TEXTO DA PÁGINA —

..............................

Por Melissa Vassalli
Visto como símbolo do mundo ocidental e capitalista, o rock era proibido na antiga União Soviética. Isso só começou a mudar a partir da década de 1980, com o início das políticas de liberação. As bandas puderam então sair da informalidade e foram autorizadas a gravar discos, revolucionando o cenário musical. O filme “Verão”, dirigido por Kirill Serebrennikov, retrata a ascensão do rock underground na Rússia Soviética, mais precisamente em Leningrado, onde hoje localiza-se a cidade de St. Petersburg, nos apresentando músicos provavelmente pouco conhecidos por aqui.
Na verdade, o longa-metragem é uma cinebiografia de Viktor Tsoi (Teo Yoo) e de seu mentor Mike (Roman Bilyk), grandes representantes russos do gênero, ainda que se preocupe menos com este fato, confirmado apenas ao final da obra, e mais com a própria música, que sobressai aos seus criadores e se torna a grande protagonista.
Mike e Viktor viveram suas carreiras num contexto de transição, um momento anterior ao processo de abertura política. Ainda que pudessem compor e se apresentar, seu trabalho estava sujeito ao controle do governo. O acesso a artistas internacionais era restrito; nos shows, agentes não permitiam nenhuma resposta emotiva aos músicos – um simples cartaz poderia ser censurado; letras precisavam ser explicadas. É aí que a música ganha espaço como elemento revolucionário. Embora os personagens quase não manifestem suas opiniões sobre o sistema em que vivem, vale a máxima de que toda existência é política: os artistas se colocam no mundo através da música, subvertendo regras e expressando sentimentos.

..............................

EXTRATO DE DADOS —

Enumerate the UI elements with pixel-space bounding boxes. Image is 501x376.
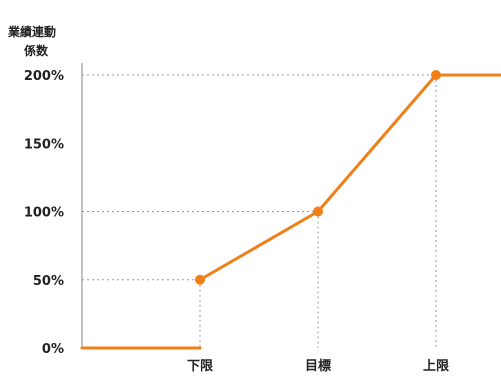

..............................

PROBLEMA PROPOSTO 1 —
Segundo o texto sobre o filme “Verão”, quem dirigiu o longa-metragem?
PROBLEMA PROPOSTO 2 —
Prossiga com o texto sobre o filme “Verão” depois da última frase apresentada.

RESPOSTA CORRETA 1 —
Kirill Serebrennikov.

RESPOSTA CORRETA 2 —
Há também uma certa nostalgia em “Verão”, reforçada por sua poética fotografia em preto e branco. A narrativa é quebrada por digressões em que os personagens cantam músicas famosas, e por inserts de um filme amador em cores, com cenas do verão em que eles se conheceram, e onde teve início o triângulo amoroso formado por Mike, sua esposa Natasha e Viktor.
Há na tela sempre um desejo latente, porém nunca concretizado. A felicidade é projetada num passado idealizado ou num momento imaginado. Essa sensação geral que o filme transmite pode estar relacionada também com seu próprio processo de produção. Kirill Serebrennikov foi acusado pelo atual governo russo (do qual ele é bastante crítico) de apropriação indevida dos fundos orçamentários de um teatro que ele administra, e finalizou o trabalho em prisão domiciliar, sem contato com a equipe.
Mas, mesmo em uma situação difícil, Serebrennikov fez um ótimo filme, sensível, empolgante e com vibrantes cenas musicais. Foi certa também a decisão de ficcionalizar em cima de fatos reais. A liberdade criativa em “Verão” se destaca. E é, por fim, a criatividade que nos salvará, ou que pelo menos nos trará conforto em épocas difíceis.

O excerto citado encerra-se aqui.